**Material provided:**
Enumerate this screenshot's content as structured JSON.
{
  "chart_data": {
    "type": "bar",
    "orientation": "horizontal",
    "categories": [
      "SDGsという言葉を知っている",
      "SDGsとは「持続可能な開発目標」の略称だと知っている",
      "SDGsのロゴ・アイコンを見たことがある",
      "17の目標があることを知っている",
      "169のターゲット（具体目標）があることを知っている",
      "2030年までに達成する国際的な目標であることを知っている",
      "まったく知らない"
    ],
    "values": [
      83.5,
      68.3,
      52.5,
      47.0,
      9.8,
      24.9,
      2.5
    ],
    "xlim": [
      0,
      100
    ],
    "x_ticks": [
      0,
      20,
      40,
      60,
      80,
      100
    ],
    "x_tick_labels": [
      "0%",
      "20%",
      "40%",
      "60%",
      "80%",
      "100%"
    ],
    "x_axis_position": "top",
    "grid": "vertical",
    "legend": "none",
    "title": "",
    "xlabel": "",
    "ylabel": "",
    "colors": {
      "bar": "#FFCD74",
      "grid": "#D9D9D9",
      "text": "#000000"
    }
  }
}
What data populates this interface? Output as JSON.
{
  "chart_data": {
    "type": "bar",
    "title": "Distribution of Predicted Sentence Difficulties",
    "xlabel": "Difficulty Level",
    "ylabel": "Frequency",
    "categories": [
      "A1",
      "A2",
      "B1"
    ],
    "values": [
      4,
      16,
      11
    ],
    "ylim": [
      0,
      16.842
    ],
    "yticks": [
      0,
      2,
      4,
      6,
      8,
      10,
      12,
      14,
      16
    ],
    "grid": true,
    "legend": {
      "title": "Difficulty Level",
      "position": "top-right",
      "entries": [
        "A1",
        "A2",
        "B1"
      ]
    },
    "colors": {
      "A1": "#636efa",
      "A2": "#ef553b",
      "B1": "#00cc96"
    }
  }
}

**Request:**
Reproduce the data shown above exactly.

**Result of the task:**
Enumerate this screenshot's content as structured JSON.
{
  "chart_data": {
    "type": "bar",
    "orientation": "horizontal",
    "categories": [
      "SDGsという言葉を知っている",
      "SDGsとは「持続可能な開発目標」の略称だと知っている",
      "SDGsのロゴ・アイコンを見たことがある",
      "17の目標があることを知っている",
      "169のターゲット（具体目標）があることを知っている",
      "2030年までに達成する国際的な目標であることを知っている",
      "まったく知らない"
    ],
    "values": [
      83.5,
      68.3,
      52.5,
      47.0,
      9.8,
      24.9,
      2.5
    ],
    "xlim": [
      0,
      100
    ],
    "x_ticks": [
      0,
      20,
      40,
      60,
      80,
      100
    ],
    "x_tick_labels": [
      "0%",
      "20%",
      "40%",
      "60%",
      "80%",
      "100%"
    ],
    "x_axis_position": "top",
    "grid": "vertical",
    "legend": "none",
    "title": "",
    "xlabel": "",
    "ylabel": "",
    "colors": {
      "bar": "#FFCD74",
      "grid": "#D9D9D9",
      "text": "#000000"
    }
  }
}
What data populates this interface? Output as JSON.
{
  "chart_data": {
    "type": "bar",
    "title": "Distribution of Predicted Sentence Difficulties",
    "xlabel": "Difficulty Level",
    "ylabel": "Frequency",
    "categories": [
      "A1",
      "A2",
      "B1"
    ],
    "values": [
      4,
      16,
      11
    ],
    "ylim": [
      0,
      16.842
    ],
    "yticks": [
      0,
      2,
      4,
      6,
      8,
      10,
      12,
      14,
      16
    ],
    "grid": true,
    "legend": {
      "title": "Difficulty Level",
      "position": "top-right",
      "entries": [
        "A1",
        "A2",
        "B1"
      ]
    },
    "colors": {
      "A1": "#636efa",
      "A2": "#ef553b",
      "B1": "#00cc96"
    }
  }
}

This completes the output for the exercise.